■ **JOB**: Produce an exact copy of the lines from the line containing "Transcribe this image's" through the last line of the entries below, and only those lines.
— Start of INFORMATION SHOWN —
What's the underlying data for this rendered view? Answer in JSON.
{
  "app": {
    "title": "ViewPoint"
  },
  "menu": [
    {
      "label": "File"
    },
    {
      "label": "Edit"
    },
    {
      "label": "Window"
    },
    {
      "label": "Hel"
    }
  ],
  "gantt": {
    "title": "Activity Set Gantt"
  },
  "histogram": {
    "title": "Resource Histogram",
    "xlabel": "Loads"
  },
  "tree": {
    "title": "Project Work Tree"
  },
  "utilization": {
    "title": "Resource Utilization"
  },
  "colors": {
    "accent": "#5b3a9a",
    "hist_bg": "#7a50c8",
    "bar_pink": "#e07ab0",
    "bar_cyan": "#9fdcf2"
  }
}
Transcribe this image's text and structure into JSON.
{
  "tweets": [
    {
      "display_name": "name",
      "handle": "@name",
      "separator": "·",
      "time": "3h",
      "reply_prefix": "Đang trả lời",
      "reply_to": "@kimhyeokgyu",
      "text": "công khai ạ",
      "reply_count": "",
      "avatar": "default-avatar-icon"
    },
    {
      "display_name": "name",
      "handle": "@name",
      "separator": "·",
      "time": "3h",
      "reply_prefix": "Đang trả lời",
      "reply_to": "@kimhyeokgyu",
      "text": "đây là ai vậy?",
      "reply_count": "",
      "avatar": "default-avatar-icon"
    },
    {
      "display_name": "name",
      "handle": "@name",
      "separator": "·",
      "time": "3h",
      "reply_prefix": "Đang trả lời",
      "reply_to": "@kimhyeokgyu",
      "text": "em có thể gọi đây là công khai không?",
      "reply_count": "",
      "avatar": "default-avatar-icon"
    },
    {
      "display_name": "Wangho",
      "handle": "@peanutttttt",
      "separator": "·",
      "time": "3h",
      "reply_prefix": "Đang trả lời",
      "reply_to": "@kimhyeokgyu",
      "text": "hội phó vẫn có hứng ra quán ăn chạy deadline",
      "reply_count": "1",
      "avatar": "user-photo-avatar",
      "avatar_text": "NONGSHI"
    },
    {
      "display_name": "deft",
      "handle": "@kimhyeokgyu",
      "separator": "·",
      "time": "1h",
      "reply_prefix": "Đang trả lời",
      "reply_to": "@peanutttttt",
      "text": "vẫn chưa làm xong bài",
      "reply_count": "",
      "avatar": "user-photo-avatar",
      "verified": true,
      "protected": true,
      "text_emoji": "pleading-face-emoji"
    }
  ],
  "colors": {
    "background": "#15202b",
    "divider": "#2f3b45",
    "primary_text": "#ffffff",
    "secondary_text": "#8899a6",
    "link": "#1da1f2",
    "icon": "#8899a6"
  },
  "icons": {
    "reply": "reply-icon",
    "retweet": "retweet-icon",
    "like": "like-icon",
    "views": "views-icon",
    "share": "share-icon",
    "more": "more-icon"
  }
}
— End of INFORMATION SHOWN —
■ **TASK ANSWER**:
Transcribe this image's text and structure into JSON.
{
  "tweets": [
    {
      "display_name": "name",
      "handle": "@name",
      "separator": "·",
      "time": "3h",
      "reply_prefix": "Đang trả lời",
      "reply_to": "@kimhyeokgyu",
      "text": "công khai ạ",
      "reply_count": "",
      "avatar": "default-avatar-icon"
    },
    {
      "display_name": "name",
      "handle": "@name",
      "separator": "·",
      "time": "3h",
      "reply_prefix": "Đang trả lời",
      "reply_to": "@kimhyeokgyu",
      "text": "đây là ai vậy?",
      "reply_count": "",
      "avatar": "default-avatar-icon"
    },
    {
      "display_name": "name",
      "handle": "@name",
      "separator": "·",
      "time": "3h",
      "reply_prefix": "Đang trả lời",
      "reply_to": "@kimhyeokgyu",
      "text": "em có thể gọi đây là công khai không?",
      "reply_count": "",
      "avatar": "default-avatar-icon"
    },
    {
      "display_name": "Wangho",
      "handle": "@peanutttttt",
      "separator": "·",
      "time": "3h",
      "reply_prefix": "Đang trả lời",
      "reply_to": "@kimhyeokgyu",
      "text": "hội phó vẫn có hứng ra quán ăn chạy deadline",
      "reply_count": "1",
      "avatar": "user-photo-avatar",
      "avatar_text": "NONGSHI"
    },
    {
      "display_name": "deft",
      "handle": "@kimhyeokgyu",
      "separator": "·",
      "time": "1h",
      "reply_prefix": "Đang trả lời",
      "reply_to": "@peanutttttt",
      "text": "vẫn chưa làm xong bài",
      "reply_count": "",
      "avatar": "user-photo-avatar",
      "verified": true,
      "protected": true,
      "text_emoji": "pleading-face-emoji"
    }
  ],
  "colors": {
    "background": "#15202b",
    "divider": "#2f3b45",
    "primary_text": "#ffffff",
    "secondary_text": "#8899a6",
    "link": "#1da1f2",
    "icon": "#8899a6"
  },
  "icons": {
    "reply": "reply-icon",
    "retweet": "retweet-icon",
    "like": "like-icon",
    "views": "views-icon",
    "share": "share-icon",
    "more": "more-icon"
  }
}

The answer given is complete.